>> start Task inputs

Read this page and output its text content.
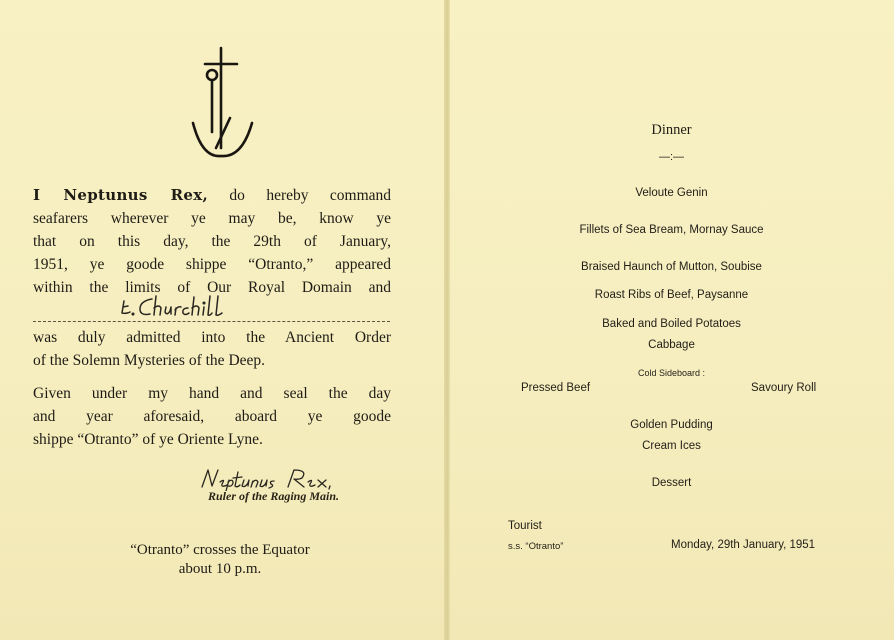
I Neptunus Rex, do hereby command
seafarers wherever ye may be, know ye
that on this day, the 29th of January,
1951, ye goode shippe “Otranto,” appeared
within the limits of Our Royal Domain and
was duly admitted into the Ancient Order
of the Solemn Mysteries of the Deep.
Given under my hand and seal the day
and year aforesaid, aboard ye goode
shippe “Otranto” of ye Oriente Lyne.
Ruler of the Raging Main.
“Otranto” crosses the Equator
about 10 p.m.
Dinner
—:—
Veloute Genin
Fillets of Sea Bream, Mornay Sauce
Braised Haunch of Mutton, Soubise
Roast Ribs of Beef, Paysanne
Baked and Boiled Potatoes
Cabbage
Cold Sideboard :
Pressed Beef	Savoury Roll
Golden Pudding
Cream Ices
Dessert
Tourist
s.s. “Otranto”	Monday, 29th January, 1951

>> end Task inputs

Task description:
Write out the listing above again, exactly, but with no pictures in the copy.

Correct output:
Read this page and output its text content.
I Neptunus Rex, do hereby command
seafarers wherever ye may be, know ye
that on this day, the 29th of January,
1951, ye goode shippe “Otranto,” appeared
within the limits of Our Royal Domain and
was duly admitted into the Ancient Order
of the Solemn Mysteries of the Deep.
Given under my hand and seal the day
and year aforesaid, aboard ye goode
shippe “Otranto” of ye Oriente Lyne.
Ruler of the Raging Main.
“Otranto” crosses the Equator
about 10 p.m.
Dinner
—:—
Veloute Genin
Fillets of Sea Bream, Mornay Sauce
Braised Haunch of Mutton, Soubise
Roast Ribs of Beef, Paysanne
Baked and Boiled Potatoes
Cabbage
Cold Sideboard :
Pressed Beef	Savoury Roll
Golden Pudding
Cream Ices
Dessert
Tourist
s.s. “Otranto”	Monday, 29th January, 1951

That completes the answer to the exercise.